Set exercise
Pull out each line of the data that includes the word "image".

Material for this exercise
====
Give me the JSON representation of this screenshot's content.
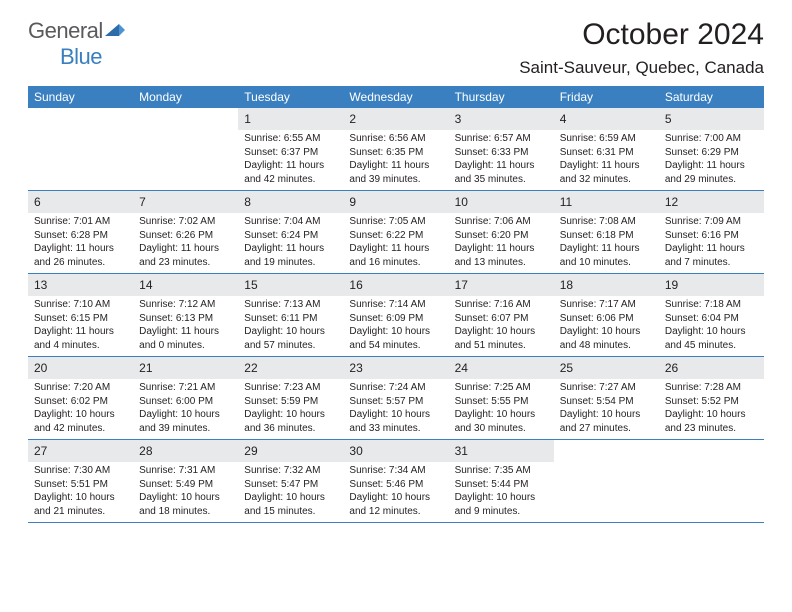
{
  "logo": {
    "text_general": "General",
    "text_blue": "Blue"
  },
  "title": "October 2024",
  "location": "Saint-Sauveur, Quebec, Canada",
  "colors": {
    "header_bg": "#3a7fbf",
    "header_text": "#ffffff",
    "daynum_bg": "#e8e9ea",
    "text": "#231f20",
    "logo_gray": "#595a5c",
    "logo_blue": "#3a7fbf",
    "page_bg": "#ffffff"
  },
  "typography": {
    "title_fontsize": 30,
    "location_fontsize": 17,
    "dayheader_fontsize": 12,
    "daynum_fontsize": 12,
    "detail_fontsize": 10,
    "logo_fontsize": 22,
    "font_family": "Arial"
  },
  "day_headers": [
    "Sunday",
    "Monday",
    "Tuesday",
    "Wednesday",
    "Thursday",
    "Friday",
    "Saturday"
  ],
  "weeks": [
    [
      {
        "empty": true
      },
      {
        "empty": true
      },
      {
        "num": "1",
        "sunrise": "Sunrise: 6:55 AM",
        "sunset": "Sunset: 6:37 PM",
        "daylight": "Daylight: 11 hours and 42 minutes."
      },
      {
        "num": "2",
        "sunrise": "Sunrise: 6:56 AM",
        "sunset": "Sunset: 6:35 PM",
        "daylight": "Daylight: 11 hours and 39 minutes."
      },
      {
        "num": "3",
        "sunrise": "Sunrise: 6:57 AM",
        "sunset": "Sunset: 6:33 PM",
        "daylight": "Daylight: 11 hours and 35 minutes."
      },
      {
        "num": "4",
        "sunrise": "Sunrise: 6:59 AM",
        "sunset": "Sunset: 6:31 PM",
        "daylight": "Daylight: 11 hours and 32 minutes."
      },
      {
        "num": "5",
        "sunrise": "Sunrise: 7:00 AM",
        "sunset": "Sunset: 6:29 PM",
        "daylight": "Daylight: 11 hours and 29 minutes."
      }
    ],
    [
      {
        "num": "6",
        "sunrise": "Sunrise: 7:01 AM",
        "sunset": "Sunset: 6:28 PM",
        "daylight": "Daylight: 11 hours and 26 minutes."
      },
      {
        "num": "7",
        "sunrise": "Sunrise: 7:02 AM",
        "sunset": "Sunset: 6:26 PM",
        "daylight": "Daylight: 11 hours and 23 minutes."
      },
      {
        "num": "8",
        "sunrise": "Sunrise: 7:04 AM",
        "sunset": "Sunset: 6:24 PM",
        "daylight": "Daylight: 11 hours and 19 minutes."
      },
      {
        "num": "9",
        "sunrise": "Sunrise: 7:05 AM",
        "sunset": "Sunset: 6:22 PM",
        "daylight": "Daylight: 11 hours and 16 minutes."
      },
      {
        "num": "10",
        "sunrise": "Sunrise: 7:06 AM",
        "sunset": "Sunset: 6:20 PM",
        "daylight": "Daylight: 11 hours and 13 minutes."
      },
      {
        "num": "11",
        "sunrise": "Sunrise: 7:08 AM",
        "sunset": "Sunset: 6:18 PM",
        "daylight": "Daylight: 11 hours and 10 minutes."
      },
      {
        "num": "12",
        "sunrise": "Sunrise: 7:09 AM",
        "sunset": "Sunset: 6:16 PM",
        "daylight": "Daylight: 11 hours and 7 minutes."
      }
    ],
    [
      {
        "num": "13",
        "sunrise": "Sunrise: 7:10 AM",
        "sunset": "Sunset: 6:15 PM",
        "daylight": "Daylight: 11 hours and 4 minutes."
      },
      {
        "num": "14",
        "sunrise": "Sunrise: 7:12 AM",
        "sunset": "Sunset: 6:13 PM",
        "daylight": "Daylight: 11 hours and 0 minutes."
      },
      {
        "num": "15",
        "sunrise": "Sunrise: 7:13 AM",
        "sunset": "Sunset: 6:11 PM",
        "daylight": "Daylight: 10 hours and 57 minutes."
      },
      {
        "num": "16",
        "sunrise": "Sunrise: 7:14 AM",
        "sunset": "Sunset: 6:09 PM",
        "daylight": "Daylight: 10 hours and 54 minutes."
      },
      {
        "num": "17",
        "sunrise": "Sunrise: 7:16 AM",
        "sunset": "Sunset: 6:07 PM",
        "daylight": "Daylight: 10 hours and 51 minutes."
      },
      {
        "num": "18",
        "sunrise": "Sunrise: 7:17 AM",
        "sunset": "Sunset: 6:06 PM",
        "daylight": "Daylight: 10 hours and 48 minutes."
      },
      {
        "num": "19",
        "sunrise": "Sunrise: 7:18 AM",
        "sunset": "Sunset: 6:04 PM",
        "daylight": "Daylight: 10 hours and 45 minutes."
      }
    ],
    [
      {
        "num": "20",
        "sunrise": "Sunrise: 7:20 AM",
        "sunset": "Sunset: 6:02 PM",
        "daylight": "Daylight: 10 hours and 42 minutes."
      },
      {
        "num": "21",
        "sunrise": "Sunrise: 7:21 AM",
        "sunset": "Sunset: 6:00 PM",
        "daylight": "Daylight: 10 hours and 39 minutes."
      },
      {
        "num": "22",
        "sunrise": "Sunrise: 7:23 AM",
        "sunset": "Sunset: 5:59 PM",
        "daylight": "Daylight: 10 hours and 36 minutes."
      },
      {
        "num": "23",
        "sunrise": "Sunrise: 7:24 AM",
        "sunset": "Sunset: 5:57 PM",
        "daylight": "Daylight: 10 hours and 33 minutes."
      },
      {
        "num": "24",
        "sunrise": "Sunrise: 7:25 AM",
        "sunset": "Sunset: 5:55 PM",
        "daylight": "Daylight: 10 hours and 30 minutes."
      },
      {
        "num": "25",
        "sunrise": "Sunrise: 7:27 AM",
        "sunset": "Sunset: 5:54 PM",
        "daylight": "Daylight: 10 hours and 27 minutes."
      },
      {
        "num": "26",
        "sunrise": "Sunrise: 7:28 AM",
        "sunset": "Sunset: 5:52 PM",
        "daylight": "Daylight: 10 hours and 23 minutes."
      }
    ],
    [
      {
        "num": "27",
        "sunrise": "Sunrise: 7:30 AM",
        "sunset": "Sunset: 5:51 PM",
        "daylight": "Daylight: 10 hours and 21 minutes."
      },
      {
        "num": "28",
        "sunrise": "Sunrise: 7:31 AM",
        "sunset": "Sunset: 5:49 PM",
        "daylight": "Daylight: 10 hours and 18 minutes."
      },
      {
        "num": "29",
        "sunrise": "Sunrise: 7:32 AM",
        "sunset": "Sunset: 5:47 PM",
        "daylight": "Daylight: 10 hours and 15 minutes."
      },
      {
        "num": "30",
        "sunrise": "Sunrise: 7:34 AM",
        "sunset": "Sunset: 5:46 PM",
        "daylight": "Daylight: 10 hours and 12 minutes."
      },
      {
        "num": "31",
        "sunrise": "Sunrise: 7:35 AM",
        "sunset": "Sunset: 5:44 PM",
        "daylight": "Daylight: 10 hours and 9 minutes."
      },
      {
        "empty": true
      },
      {
        "empty": true
      }
    ]
  ]
}
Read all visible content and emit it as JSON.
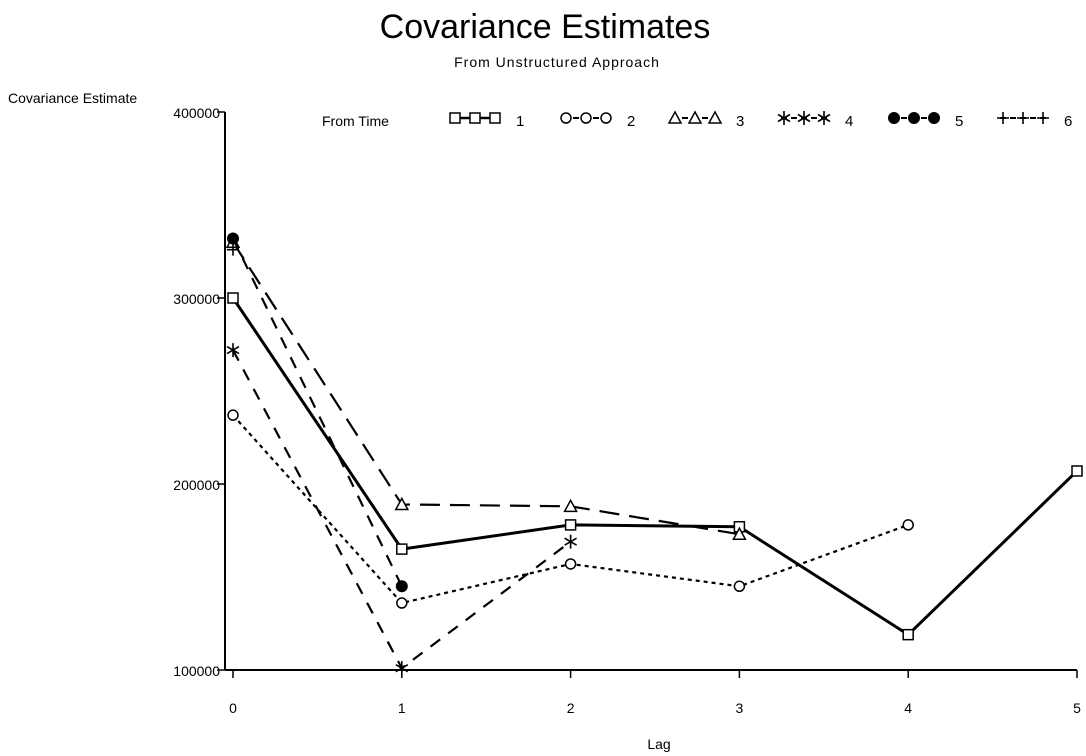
{
  "chart_data": {
    "type": "line",
    "title": "Covariance Estimates",
    "subtitle": "From Unstructured Approach",
    "xlabel": "Lag",
    "ylabel": "Covariance Estimate",
    "xlim": [
      0,
      5
    ],
    "ylim": [
      100000,
      400000
    ],
    "x_ticks": [
      "0",
      "1",
      "2",
      "3",
      "4",
      "5"
    ],
    "y_ticks": [
      "100000",
      "200000",
      "300000",
      "400000"
    ],
    "legend_title": "From Time",
    "legend_position": "top",
    "grid": false,
    "series": [
      {
        "name": "1",
        "marker": "square",
        "dash": "solid",
        "x": [
          0,
          1,
          2,
          3,
          4,
          5
        ],
        "y": [
          300000,
          165000,
          178000,
          177000,
          119000,
          207000
        ]
      },
      {
        "name": "2",
        "marker": "circle",
        "dash": "dotted",
        "x": [
          0,
          1,
          2,
          3,
          4
        ],
        "y": [
          237000,
          136000,
          157000,
          145000,
          178000
        ]
      },
      {
        "name": "3",
        "marker": "triangle",
        "dash": "longdash",
        "x": [
          0,
          1,
          2,
          3
        ],
        "y": [
          330000,
          189000,
          188000,
          173000
        ]
      },
      {
        "name": "4",
        "marker": "star",
        "dash": "dashed",
        "x": [
          0,
          1,
          2
        ],
        "y": [
          272000,
          101000,
          169000
        ]
      },
      {
        "name": "5",
        "marker": "dot",
        "dash": "dashed",
        "x": [
          0,
          1
        ],
        "y": [
          332000,
          145000
        ]
      },
      {
        "name": "6",
        "marker": "plus",
        "dash": "dashed",
        "x": [
          0
        ],
        "y": [
          326000
        ]
      }
    ]
  }
}
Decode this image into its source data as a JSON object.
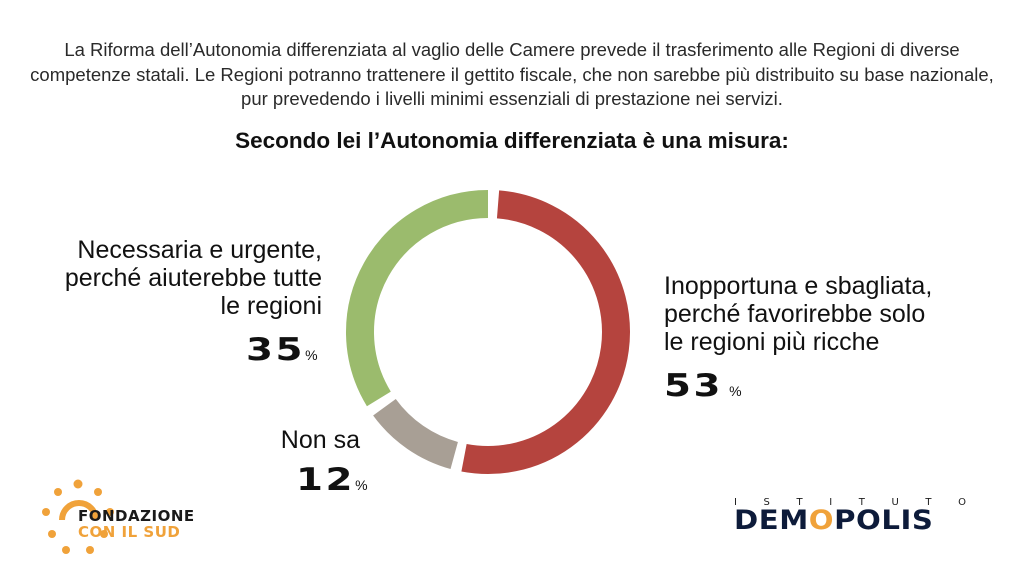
{
  "intro_text": "La Riforma dell’Autonomia differenziata al vaglio delle Camere prevede il trasferimento alle Regioni di diverse competenze statali. Le Regioni potranno trattenere il gettito fiscale, che non sarebbe più distribuito su base nazionale, pur prevedendo i livelli minimi essenziali di prestazione nei servizi.",
  "question": "Secondo lei l’Autonomia differenziata è una misura:",
  "chart_data": {
    "type": "pie",
    "style": "donut",
    "title": "Secondo lei l’Autonomia differenziata è una misura:",
    "unit": "%",
    "segments": [
      {
        "label": "Inopportuna e sbagliata, perché favorirebbe solo le regioni più ricche",
        "value": 53,
        "display": "53",
        "color": "#b5443e"
      },
      {
        "label": "Non sa",
        "value": 12,
        "display": "12",
        "color": "#a89f95"
      },
      {
        "label": "Necessaria e urgente, perché aiuterebbe tutte le regioni",
        "value": 35,
        "display": "35",
        "color": "#9bbb6d"
      }
    ]
  },
  "labels": {
    "right": [
      "Inopportuna e sbagliata,",
      "perché favorirebbe solo",
      "le regioni più ricche"
    ],
    "left": [
      "Necessaria e urgente,",
      "perché aiuterebbe tutte",
      "le regioni"
    ],
    "bottom": [
      "Non sa"
    ],
    "percent_symbol": "%"
  },
  "logos": {
    "fondazione": {
      "line1": "FONDAZIONE",
      "line2": "CON IL SUD",
      "color": "#f0a23a"
    },
    "demopolis": {
      "top_letters": [
        "I",
        "S",
        "T",
        "I",
        "T",
        "U",
        "T",
        "O"
      ],
      "main": "DEMOPOLIS",
      "color": "#0d1b3a",
      "accent": "#f0a23a"
    }
  }
}
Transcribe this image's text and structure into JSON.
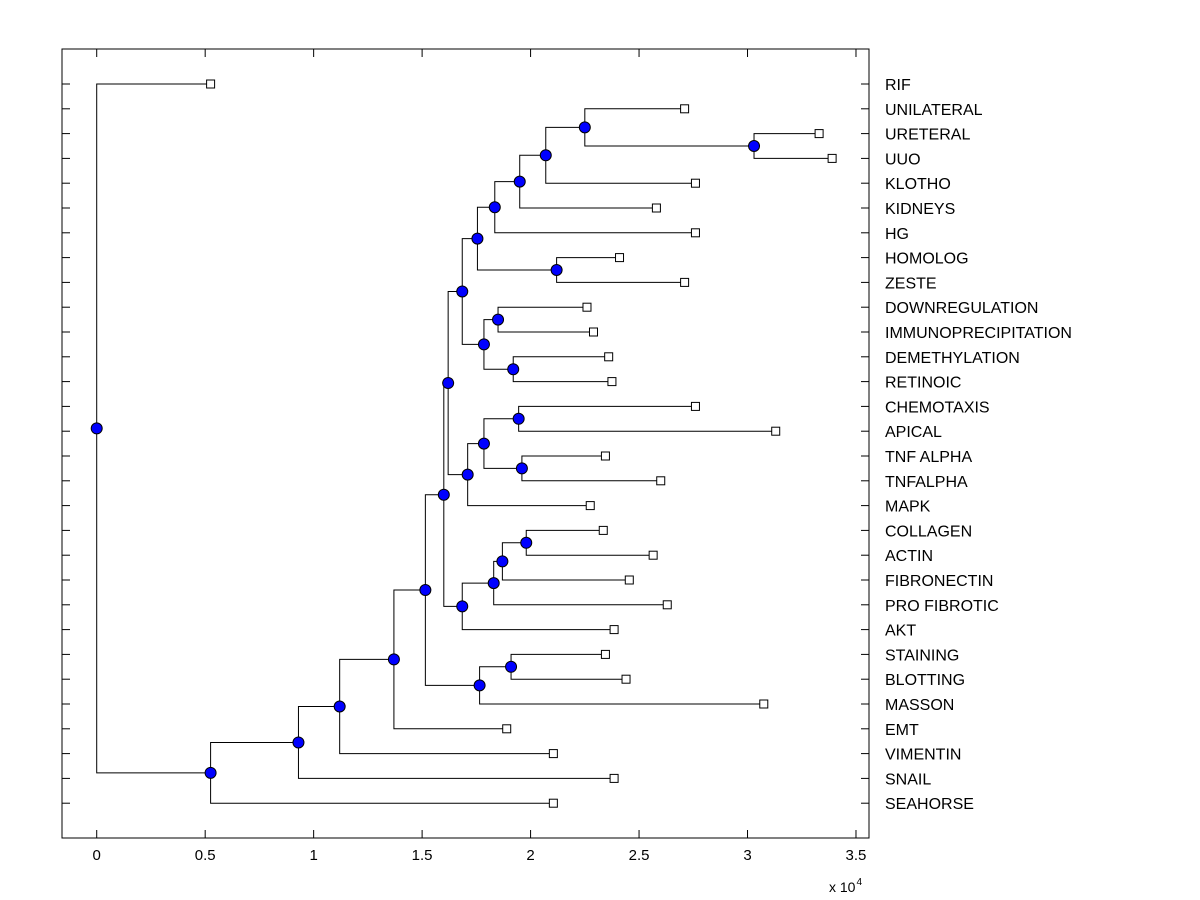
{
  "chart_data": {
    "type": "dendrogram",
    "title": "",
    "xlabel": "",
    "ylabel": "",
    "xlim": [
      -0.16,
      3.56
    ],
    "x_ticks": [
      0,
      0.5,
      1,
      1.5,
      2,
      2.5,
      3,
      3.5
    ],
    "x_tick_labels": [
      "0",
      "0.5",
      "1",
      "1.5",
      "2",
      "2.5",
      "3",
      "3.5"
    ],
    "x_multiplier": {
      "base": "x 10",
      "exponent": "4"
    },
    "leaves": [
      {
        "label": "RIF",
        "x": 0.525
      },
      {
        "label": "UNILATERAL",
        "x": 2.71
      },
      {
        "label": "URETERAL",
        "x": 3.33
      },
      {
        "label": "UUO",
        "x": 3.39
      },
      {
        "label": "KLOTHO",
        "x": 2.76
      },
      {
        "label": "KIDNEYS",
        "x": 2.58
      },
      {
        "label": "HG",
        "x": 2.76
      },
      {
        "label": "HOMOLOG",
        "x": 2.41
      },
      {
        "label": "ZESTE",
        "x": 2.71
      },
      {
        "label": "DOWNREGULATION",
        "x": 2.26
      },
      {
        "label": "IMMUNOPRECIPITATION",
        "x": 2.29
      },
      {
        "label": "DEMETHYLATION",
        "x": 2.36
      },
      {
        "label": "RETINOIC",
        "x": 2.375
      },
      {
        "label": "CHEMOTAXIS",
        "x": 2.76
      },
      {
        "label": "APICAL",
        "x": 3.13
      },
      {
        "label": "TNF ALPHA",
        "x": 2.345
      },
      {
        "label": "TNFALPHA",
        "x": 2.6
      },
      {
        "label": "MAPK",
        "x": 2.275
      },
      {
        "label": "COLLAGEN",
        "x": 2.335
      },
      {
        "label": "ACTIN",
        "x": 2.565
      },
      {
        "label": "FIBRONECTIN",
        "x": 2.455
      },
      {
        "label": "PRO FIBROTIC",
        "x": 2.63
      },
      {
        "label": "AKT",
        "x": 2.385
      },
      {
        "label": "STAINING",
        "x": 2.345
      },
      {
        "label": "BLOTTING",
        "x": 2.44
      },
      {
        "label": "MASSON",
        "x": 3.075
      },
      {
        "label": "EMT",
        "x": 1.89
      },
      {
        "label": "VIMENTIN",
        "x": 2.105
      },
      {
        "label": "SNAIL",
        "x": 2.385
      },
      {
        "label": "SEAHORSE",
        "x": 2.105
      }
    ],
    "nodes": [
      {
        "id": "n_uret_uuo",
        "x": 3.03,
        "children": [
          "L:URETERAL",
          "L:UUO"
        ]
      },
      {
        "id": "n_unil",
        "x": 2.25,
        "children": [
          "L:UNILATERAL",
          "N:n_uret_uuo"
        ]
      },
      {
        "id": "n_a",
        "x": 2.07,
        "children": [
          "N:n_unil",
          "L:KLOTHO"
        ]
      },
      {
        "id": "n_b",
        "x": 1.95,
        "children": [
          "N:n_a",
          "L:KIDNEYS"
        ]
      },
      {
        "id": "n_c",
        "x": 1.835,
        "children": [
          "N:n_b",
          "L:HG"
        ]
      },
      {
        "id": "n_hz",
        "x": 2.12,
        "children": [
          "L:HOMOLOG",
          "L:ZESTE"
        ]
      },
      {
        "id": "n_d",
        "x": 1.755,
        "children": [
          "N:n_c",
          "N:n_hz"
        ]
      },
      {
        "id": "n_di",
        "x": 1.85,
        "children": [
          "L:DOWNREGULATION",
          "L:IMMUNOPRECIPITATION"
        ]
      },
      {
        "id": "n_dr",
        "x": 1.92,
        "children": [
          "L:DEMETHYLATION",
          "L:RETINOIC"
        ]
      },
      {
        "id": "n_e",
        "x": 1.785,
        "children": [
          "N:n_di",
          "N:n_dr"
        ]
      },
      {
        "id": "n_f",
        "x": 1.685,
        "children": [
          "N:n_d",
          "N:n_e"
        ]
      },
      {
        "id": "n_ca",
        "x": 1.945,
        "children": [
          "L:CHEMOTAXIS",
          "L:APICAL"
        ]
      },
      {
        "id": "n_tnf",
        "x": 1.96,
        "children": [
          "L:TNF ALPHA",
          "L:TNFALPHA"
        ]
      },
      {
        "id": "n_g",
        "x": 1.785,
        "children": [
          "N:n_ca",
          "N:n_tnf"
        ]
      },
      {
        "id": "n_h",
        "x": 1.71,
        "children": [
          "N:n_g",
          "L:MAPK"
        ]
      },
      {
        "id": "n_i",
        "x": 1.62,
        "children": [
          "N:n_f",
          "N:n_h"
        ]
      },
      {
        "id": "n_colact",
        "x": 1.98,
        "children": [
          "L:COLLAGEN",
          "L:ACTIN"
        ]
      },
      {
        "id": "n_j",
        "x": 1.87,
        "children": [
          "N:n_colact",
          "L:FIBRONECTIN"
        ]
      },
      {
        "id": "n_k",
        "x": 1.83,
        "children": [
          "N:n_j",
          "L:PRO FIBROTIC"
        ]
      },
      {
        "id": "n_l",
        "x": 1.685,
        "children": [
          "N:n_k",
          "L:AKT"
        ]
      },
      {
        "id": "n_m",
        "x": 1.6,
        "children": [
          "N:n_i",
          "N:n_l"
        ]
      },
      {
        "id": "n_sb",
        "x": 1.91,
        "children": [
          "L:STAINING",
          "L:BLOTTING"
        ]
      },
      {
        "id": "n_n",
        "x": 1.765,
        "children": [
          "N:n_sb",
          "L:MASSON"
        ]
      },
      {
        "id": "n_o",
        "x": 1.515,
        "children": [
          "N:n_m",
          "N:n_n"
        ]
      },
      {
        "id": "n_p",
        "x": 1.37,
        "children": [
          "N:n_o",
          "L:EMT"
        ]
      },
      {
        "id": "n_q",
        "x": 1.12,
        "children": [
          "N:n_p",
          "L:VIMENTIN"
        ]
      },
      {
        "id": "n_r",
        "x": 0.93,
        "children": [
          "N:n_q",
          "L:SNAIL"
        ]
      },
      {
        "id": "n_s",
        "x": 0.525,
        "children": [
          "N:n_r",
          "L:SEAHORSE"
        ]
      },
      {
        "id": "n_root",
        "x": 0.0,
        "children": [
          "L:RIF",
          "N:n_s"
        ]
      }
    ],
    "node_color": "#0000ff",
    "leaf_marker_color": "#ffffff",
    "line_color": "#000000",
    "grid": false
  }
}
====
Full response
Decode this image into its source data as a JSON object.
Transcribe this image's text and structure into JSON.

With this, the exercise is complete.